** start of ROWS **
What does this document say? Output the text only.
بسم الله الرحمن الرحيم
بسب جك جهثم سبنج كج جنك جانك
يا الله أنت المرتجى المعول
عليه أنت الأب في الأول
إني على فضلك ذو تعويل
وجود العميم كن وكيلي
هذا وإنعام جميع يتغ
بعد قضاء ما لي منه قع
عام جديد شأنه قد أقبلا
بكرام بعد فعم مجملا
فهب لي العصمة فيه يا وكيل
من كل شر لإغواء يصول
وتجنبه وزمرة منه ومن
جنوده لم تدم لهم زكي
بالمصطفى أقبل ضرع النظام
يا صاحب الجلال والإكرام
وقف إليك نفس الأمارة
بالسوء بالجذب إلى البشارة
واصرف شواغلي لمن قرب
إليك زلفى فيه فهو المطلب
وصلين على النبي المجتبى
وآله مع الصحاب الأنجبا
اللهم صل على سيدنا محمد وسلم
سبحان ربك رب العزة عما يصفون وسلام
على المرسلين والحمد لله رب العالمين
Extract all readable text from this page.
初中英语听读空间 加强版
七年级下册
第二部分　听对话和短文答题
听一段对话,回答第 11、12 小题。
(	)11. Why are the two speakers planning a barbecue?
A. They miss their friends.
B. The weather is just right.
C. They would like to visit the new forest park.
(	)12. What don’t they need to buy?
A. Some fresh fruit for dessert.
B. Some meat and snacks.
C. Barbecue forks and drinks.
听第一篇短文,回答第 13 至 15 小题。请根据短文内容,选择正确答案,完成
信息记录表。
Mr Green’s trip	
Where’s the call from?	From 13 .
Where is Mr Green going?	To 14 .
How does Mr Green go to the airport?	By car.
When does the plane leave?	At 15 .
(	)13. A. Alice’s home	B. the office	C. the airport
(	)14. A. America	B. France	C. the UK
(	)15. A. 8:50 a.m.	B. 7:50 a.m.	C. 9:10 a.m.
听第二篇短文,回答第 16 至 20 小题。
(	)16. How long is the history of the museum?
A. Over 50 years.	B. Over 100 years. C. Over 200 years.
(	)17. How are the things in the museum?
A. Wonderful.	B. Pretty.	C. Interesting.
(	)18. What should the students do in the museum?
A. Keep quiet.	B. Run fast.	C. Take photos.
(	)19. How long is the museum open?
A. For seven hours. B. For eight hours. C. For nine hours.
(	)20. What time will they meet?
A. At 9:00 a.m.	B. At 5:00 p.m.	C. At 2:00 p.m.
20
** end of ROWS **
# WHAT TO PRODUCE:
All of the data needs to be printed once more, exactly.

# WRITTEN RESPONSE:
What does this document say? Output the text only.
بسم الله الرحمن الرحيم
بسب جك جهثم سبنج كج جنك جانك
يا الله أنت المرتجى المعول
عليه أنت الأب في الأول
إني على فضلك ذو تعويل
وجود العميم كن وكيلي
هذا وإنعام جميع يتغ
بعد قضاء ما لي منه قع
عام جديد شأنه قد أقبلا
بكرام بعد فعم مجملا
فهب لي العصمة فيه يا وكيل
من كل شر لإغواء يصول
وتجنبه وزمرة منه ومن
جنوده لم تدم لهم زكي
بالمصطفى أقبل ضرع النظام
يا صاحب الجلال والإكرام
وقف إليك نفس الأمارة
بالسوء بالجذب إلى البشارة
واصرف شواغلي لمن قرب
إليك زلفى فيه فهو المطلب
وصلين على النبي المجتبى
وآله مع الصحاب الأنجبا
اللهم صل على سيدنا محمد وسلم
سبحان ربك رب العزة عما يصفون وسلام
على المرسلين والحمد لله رب العالمين
Extract all readable text from this page.
初中英语听读空间 加强版
七年级下册
第二部分　听对话和短文答题
听一段对话,回答第 11、12 小题。
(	)11. Why are the two speakers planning a barbecue?
A. They miss their friends.
B. The weather is just right.
C. They would like to visit the new forest park.
(	)12. What don’t they need to buy?
A. Some fresh fruit for dessert.
B. Some meat and snacks.
C. Barbecue forks and drinks.
听第一篇短文,回答第 13 至 15 小题。请根据短文内容,选择正确答案,完成
信息记录表。
Mr Green’s trip	
Where’s the call from?	From 13 .
Where is Mr Green going?	To 14 .
How does Mr Green go to the airport?	By car.
When does the plane leave?	At 15 .
(	)13. A. Alice’s home	B. the office	C. the airport
(	)14. A. America	B. France	C. the UK
(	)15. A. 8:50 a.m.	B. 7:50 a.m.	C. 9:10 a.m.
听第二篇短文,回答第 16 至 20 小题。
(	)16. How long is the history of the museum?
A. Over 50 years.	B. Over 100 years. C. Over 200 years.
(	)17. How are the things in the museum?
A. Wonderful.	B. Pretty.	C. Interesting.
(	)18. What should the students do in the museum?
A. Keep quiet.	B. Run fast.	C. Take photos.
(	)19. How long is the museum open?
A. For seven hours. B. For eight hours. C. For nine hours.
(	)20. What time will they meet?
A. At 9:00 a.m.	B. At 5:00 p.m.	C. At 2:00 p.m.
20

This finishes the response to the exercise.